§ Given problem:
Write out every entry exactly as given, but omit the pictures.

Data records
------
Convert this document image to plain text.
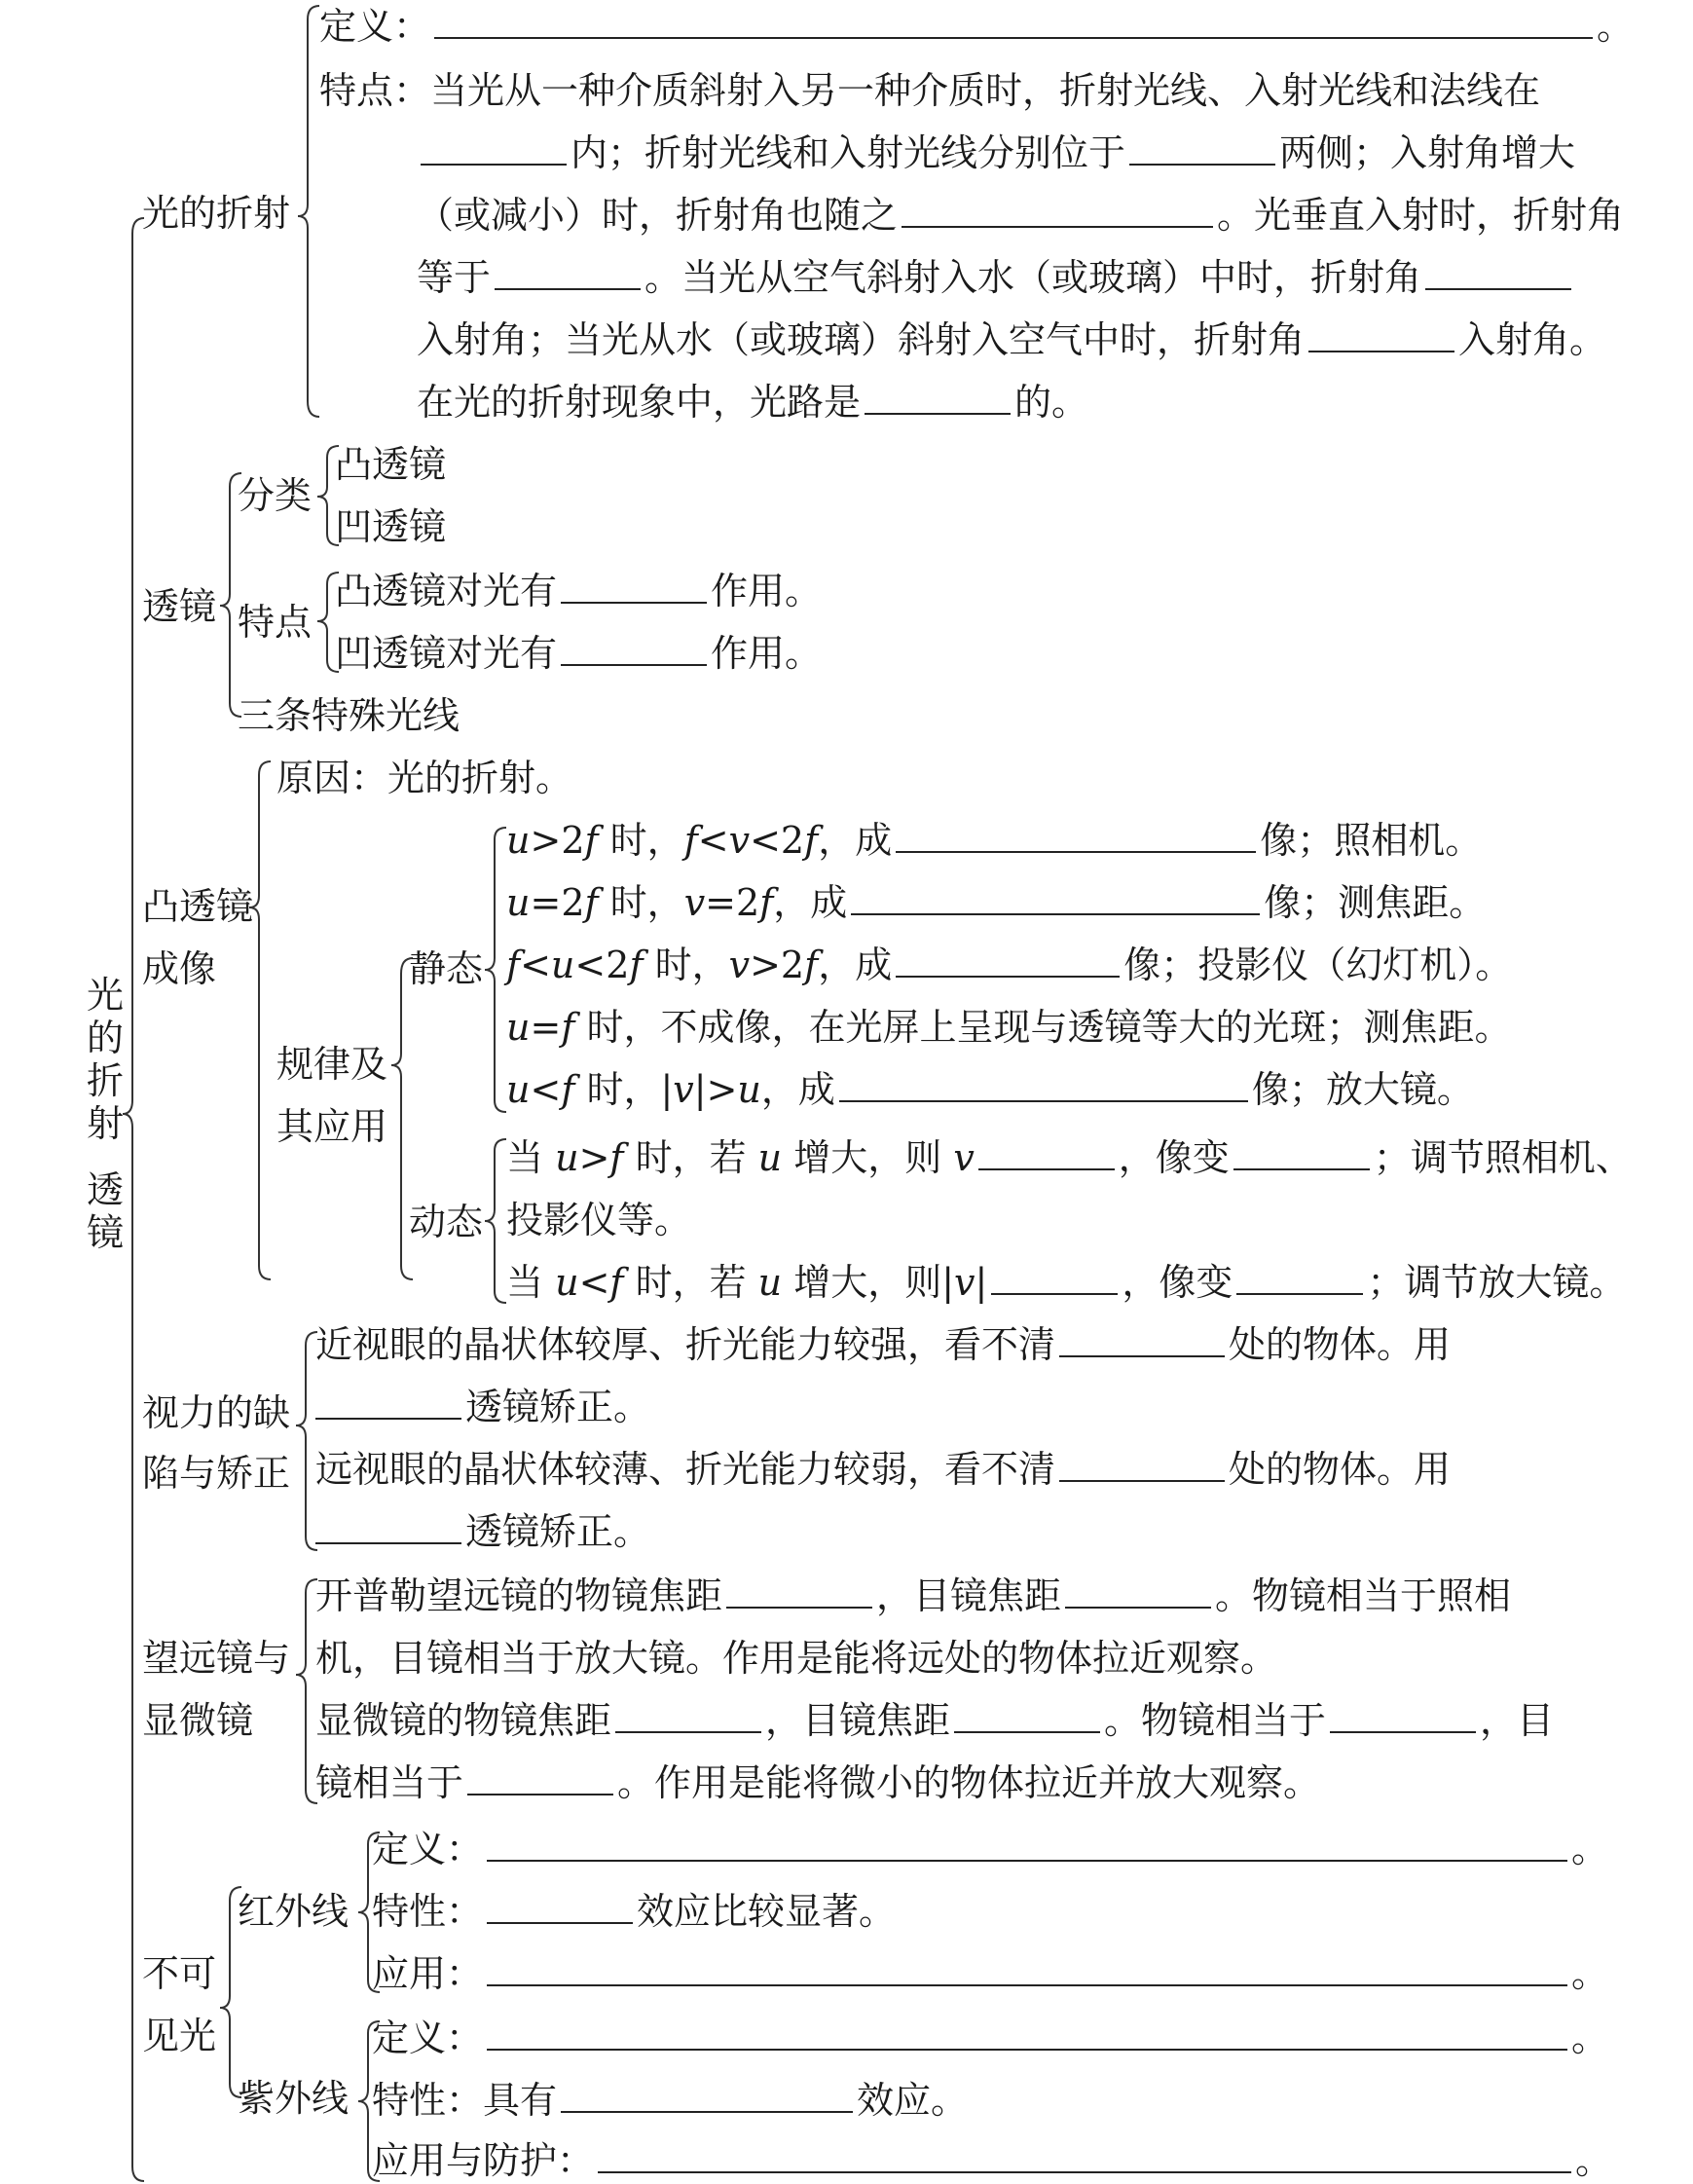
光
的
折
射
透
镜
光的折射
定义：	。
特点：当光从一种介质斜射入另一种介质时，折射光线、入射光线和法线在
内；折射光线和入射光线分别位于	两侧；入射角增大
（或减小）时，折射角也随之	。光垂直入射时，折射角
等于	。当光从空气斜射入水（或玻璃）中时，折射角
入射角；当光从水（或玻璃）斜射入空气中时，折射角	入射角。
在光的折射现象中，光路是	的。
透镜
分类
凸透镜
凹透镜
特点
凸透镜对光有	作用。
凹透镜对光有	作用。
三条特殊光线
凸透镜
成像
原因：光的折射。
规律及
其应用
静态
动态
u>2f 时，f<v<2f，成	像；照相机。
u=2f 时，v=2f，成	像；测焦距。
f<u<2f 时，v>2f，成	像；投影仪（幻灯机）。
u=f 时，不成像，在光屏上呈现与透镜等大的光斑；测焦距。
u<f 时，|v|>u，成	像；放大镜。
当 u>f 时，若 u 增大，则 v	，像变	；调节照相机、
投影仪等。
当 u<f 时，若 u 增大，则|v|	，像变	；调节放大镜。
视力的缺
陷与矫正
近视眼的晶状体较厚、折光能力较强，看不清	处的物体。用
透镜矫正。
远视眼的晶状体较薄、折光能力较弱，看不清	处的物体。用
透镜矫正。
望远镜与
显微镜
开普勒望远镜的物镜焦距	，目镜焦距	。物镜相当于照相
机，目镜相当于放大镜。作用是能将远处的物体拉近观察。
显微镜的物镜焦距	，目镜焦距	。物镜相当于	，目
镜相当于	。作用是能将微小的物体拉近并放大观察。
不可
见光
红外线
紫外线
定义：	。
特性：	效应比较显著。
应用：	。
定义：	。
特性：具有	效应。
应用与防护：	。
------
§ Full solution:
Convert this document image to plain text.
光
的
折
射
透
镜
光的折射
定义：	。
特点：当光从一种介质斜射入另一种介质时，折射光线、入射光线和法线在
内；折射光线和入射光线分别位于	两侧；入射角增大
（或减小）时，折射角也随之	。光垂直入射时，折射角
等于	。当光从空气斜射入水（或玻璃）中时，折射角
入射角；当光从水（或玻璃）斜射入空气中时，折射角	入射角。
在光的折射现象中，光路是	的。
透镜
分类
凸透镜
凹透镜
特点
凸透镜对光有	作用。
凹透镜对光有	作用。
三条特殊光线
凸透镜
成像
原因：光的折射。
规律及
其应用
静态
动态
u>2f 时，f<v<2f，成	像；照相机。
u=2f 时，v=2f，成	像；测焦距。
f<u<2f 时，v>2f，成	像；投影仪（幻灯机）。
u=f 时，不成像，在光屏上呈现与透镜等大的光斑；测焦距。
u<f 时，|v|>u，成	像；放大镜。
当 u>f 时，若 u 增大，则 v	，像变	；调节照相机、
投影仪等。
当 u<f 时，若 u 增大，则|v|	，像变	；调节放大镜。
视力的缺
陷与矫正
近视眼的晶状体较厚、折光能力较强，看不清	处的物体。用
透镜矫正。
远视眼的晶状体较薄、折光能力较弱，看不清	处的物体。用
透镜矫正。
望远镜与
显微镜
开普勒望远镜的物镜焦距	，目镜焦距	。物镜相当于照相
机，目镜相当于放大镜。作用是能将远处的物体拉近观察。
显微镜的物镜焦距	，目镜焦距	。物镜相当于	，目
镜相当于	。作用是能将微小的物体拉近并放大观察。
不可
见光
红外线
紫外线
定义：	。
特性：	效应比较显著。
应用：	。
定义：	。
特性：具有	效应。
应用与防护：	。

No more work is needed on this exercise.